Saved entries
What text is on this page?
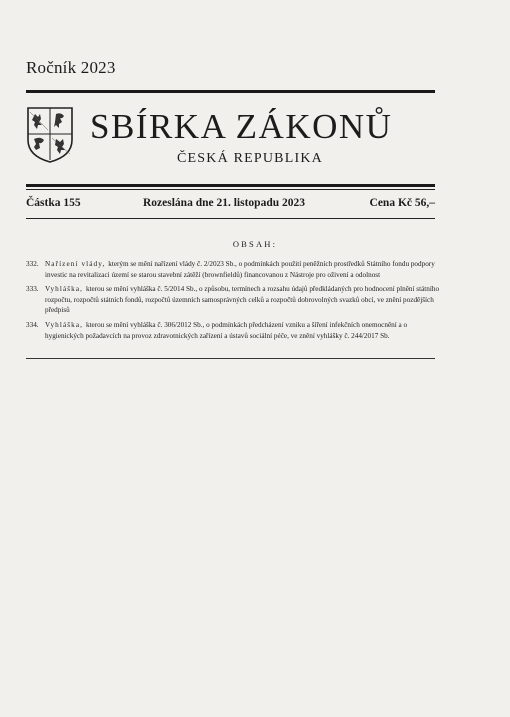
Ročník 2023
SBÍRKA ZÁKONŮ
ČESKÁ REPUBLIKA
Částka 155	Rozeslána dne 21. listopadu 2023	Cena Kč 56,–
OBSAH:
332. Nařízení vlády, kterým se mění nařízení vlády č. 2/2023 Sb., o podmínkách použití peněžních prostředků Státního fondu podpory investic na revitalizaci území se starou stavební zátěží (brownfieldů) financovanou z Nástroje pro oživení a odolnost
333. Vyhláška, kterou se mění vyhláška č. 5/2014 Sb., o způsobu, termínech a rozsahu údajů předkládaných pro hodnocení plnění státního rozpočtu, rozpočtů státních fondů, rozpočtů územních samosprávných celků a rozpočtů dobrovolných svazků obcí, ve znění pozdějších předpisů
334. Vyhláška, kterou se mění vyhláška č. 306/2012 Sb., o podmínkách předcházení vzniku a šíření infekčních onemocnění a o hygienických požadavcích na provoz zdravotnických zařízení a ústavů sociální péče, ve znění vyhlášky č. 244/2017 Sb.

Written task
Ignore the images and quote every line of the listing exactly.

Correct answer
What text is on this page?
Ročník 2023
SBÍRKA ZÁKONŮ
ČESKÁ REPUBLIKA
Částka 155	Rozeslána dne 21. listopadu 2023	Cena Kč 56,–
OBSAH:
332. Nařízení vlády, kterým se mění nařízení vlády č. 2/2023 Sb., o podmínkách použití peněžních prostředků Státního fondu podpory investic na revitalizaci území se starou stavební zátěží (brownfieldů) financovanou z Nástroje pro oživení a odolnost
333. Vyhláška, kterou se mění vyhláška č. 5/2014 Sb., o způsobu, termínech a rozsahu údajů předkládaných pro hodnocení plnění státního rozpočtu, rozpočtů státních fondů, rozpočtů územních samosprávných celků a rozpočtů dobrovolných svazků obcí, ve znění pozdějších předpisů
334. Vyhláška, kterou se mění vyhláška č. 306/2012 Sb., o podmínkách předcházení vzniku a šíření infekčních onemocnění a o hygienických požadavcích na provoz zdravotnických zařízení a ústavů sociální péče, ve znění vyhlášky č. 244/2017 Sb.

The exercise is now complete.